--- Given task ---
Copy each line where the word "JSON" occurs.
━━ Records ━━
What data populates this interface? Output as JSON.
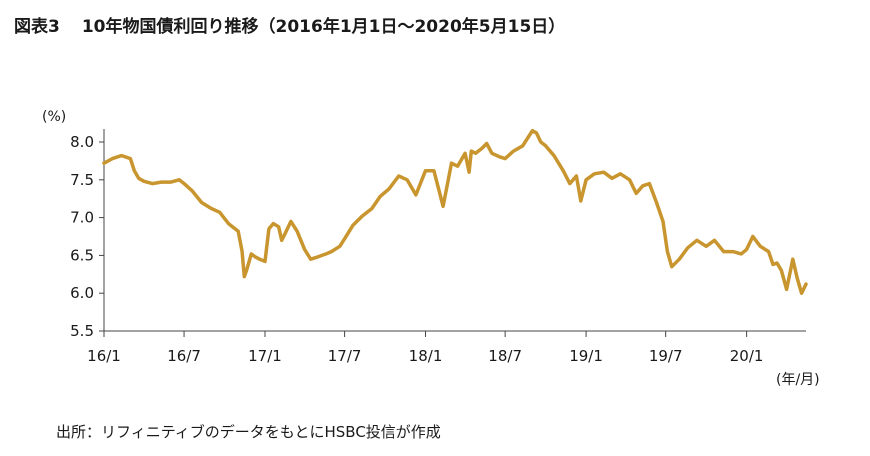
{
  "figure": {
    "number": "図表3",
    "title": "10年物国債利回り推移（2016年1月1日～2020年5月15日）",
    "source": "出所：リフィニティブのデータをもとにHSBC投信が作成"
  },
  "colors": {
    "line": "#C8952E",
    "axis": "#444444",
    "text": "#1a1a1a"
  },
  "chart_data": {
    "type": "line",
    "title": "10年物国債利回り推移（2016年1月1日～2020年5月15日）",
    "ylabel": "(%)",
    "xlabel": "(年/月)",
    "ylim": [
      5.5,
      8.0
    ],
    "xlim": [
      "2016-01",
      "2020-05-15"
    ],
    "yticks": [
      5.5,
      6.0,
      6.5,
      7.0,
      7.5,
      8.0
    ],
    "ytick_labels": [
      "5.5",
      "6.0",
      "6.5",
      "7.0",
      "7.5",
      "8.0"
    ],
    "xticks": [
      "2016-01",
      "2016-07",
      "2017-01",
      "2017-07",
      "2018-01",
      "2018-07",
      "2019-01",
      "2019-07",
      "2020-01"
    ],
    "xtick_labels": [
      "16/1",
      "16/7",
      "17/1",
      "17/7",
      "18/1",
      "18/7",
      "19/1",
      "19/7",
      "20/1"
    ],
    "grid": false,
    "legend": "none",
    "series": [
      {
        "x": [
          "2016-01-01",
          "2016-01-20",
          "2016-02-10",
          "2016-03-01",
          "2016-03-10",
          "2016-03-20",
          "2016-04-01",
          "2016-04-20",
          "2016-05-10",
          "2016-06-01",
          "2016-06-20",
          "2016-07-01",
          "2016-07-20",
          "2016-08-10",
          "2016-09-01",
          "2016-09-20",
          "2016-10-10",
          "2016-11-01",
          "2016-11-10",
          "2016-11-15",
          "2016-11-20",
          "2016-11-25",
          "2016-12-01",
          "2016-12-10",
          "2016-12-20",
          "2017-01-01",
          "2017-01-10",
          "2017-01-20",
          "2017-02-01",
          "2017-02-08",
          "2017-02-15",
          "2017-03-01",
          "2017-03-15",
          "2017-04-01",
          "2017-04-15",
          "2017-05-01",
          "2017-05-20",
          "2017-06-01",
          "2017-06-20",
          "2017-07-01",
          "2017-07-20",
          "2017-08-10",
          "2017-09-01",
          "2017-09-20",
          "2017-10-10",
          "2017-11-01",
          "2017-11-20",
          "2017-12-10",
          "2018-01-01",
          "2018-01-20",
          "2018-02-10",
          "2018-03-01",
          "2018-03-15",
          "2018-04-01",
          "2018-04-10",
          "2018-04-15",
          "2018-04-25",
          "2018-05-10",
          "2018-05-20",
          "2018-06-01",
          "2018-06-20",
          "2018-07-01",
          "2018-07-20",
          "2018-08-10",
          "2018-09-01",
          "2018-09-10",
          "2018-09-20",
          "2018-10-01",
          "2018-10-20",
          "2018-11-10",
          "2018-11-25",
          "2018-12-10",
          "2018-12-20",
          "2019-01-01",
          "2019-01-20",
          "2019-02-10",
          "2019-03-01",
          "2019-03-20",
          "2019-04-10",
          "2019-04-25",
          "2019-05-10",
          "2019-05-25",
          "2019-06-10",
          "2019-06-25",
          "2019-07-05",
          "2019-07-15",
          "2019-08-01",
          "2019-08-20",
          "2019-09-10",
          "2019-10-01",
          "2019-10-20",
          "2019-11-10",
          "2019-12-01",
          "2019-12-20",
          "2020-01-01",
          "2020-01-15",
          "2020-02-01",
          "2020-02-20",
          "2020-03-01",
          "2020-03-10",
          "2020-03-20",
          "2020-04-01",
          "2020-04-15",
          "2020-04-25",
          "2020-05-05",
          "2020-05-15"
        ],
        "values": [
          7.72,
          7.78,
          7.82,
          7.78,
          7.62,
          7.52,
          7.48,
          7.45,
          7.47,
          7.47,
          7.5,
          7.45,
          7.35,
          7.2,
          7.12,
          7.07,
          6.92,
          6.82,
          6.55,
          6.22,
          6.3,
          6.4,
          6.52,
          6.48,
          6.45,
          6.42,
          6.85,
          6.92,
          6.88,
          6.7,
          6.78,
          6.95,
          6.82,
          6.58,
          6.45,
          6.48,
          6.52,
          6.55,
          6.62,
          6.72,
          6.9,
          7.02,
          7.12,
          7.28,
          7.38,
          7.55,
          7.5,
          7.3,
          7.62,
          7.62,
          7.15,
          7.72,
          7.68,
          7.85,
          7.6,
          7.88,
          7.85,
          7.92,
          7.98,
          7.85,
          7.8,
          7.78,
          7.88,
          7.95,
          8.15,
          8.12,
          8.0,
          7.95,
          7.82,
          7.62,
          7.45,
          7.55,
          7.22,
          7.5,
          7.58,
          7.6,
          7.52,
          7.58,
          7.5,
          7.32,
          7.42,
          7.45,
          7.2,
          6.95,
          6.55,
          6.35,
          6.45,
          6.6,
          6.7,
          6.62,
          6.7,
          6.55,
          6.55,
          6.52,
          6.58,
          6.75,
          6.62,
          6.55,
          6.38,
          6.4,
          6.3,
          6.05,
          6.45,
          6.2,
          6.0,
          6.12
        ]
      }
    ]
  }
}
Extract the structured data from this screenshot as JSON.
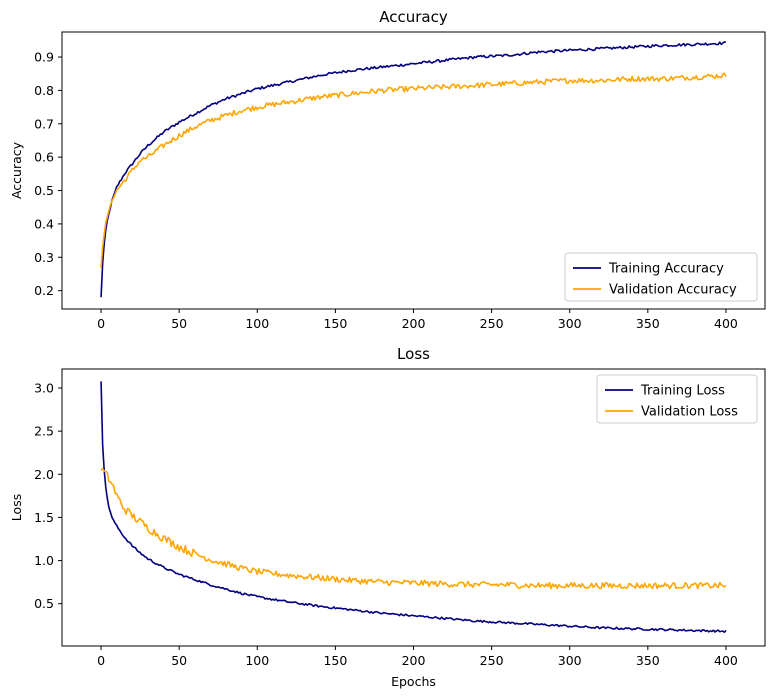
━━━
--- Full answer ---
What data populates this interface? Output as JSON.
Extract the structured data from this screenshot as JSON.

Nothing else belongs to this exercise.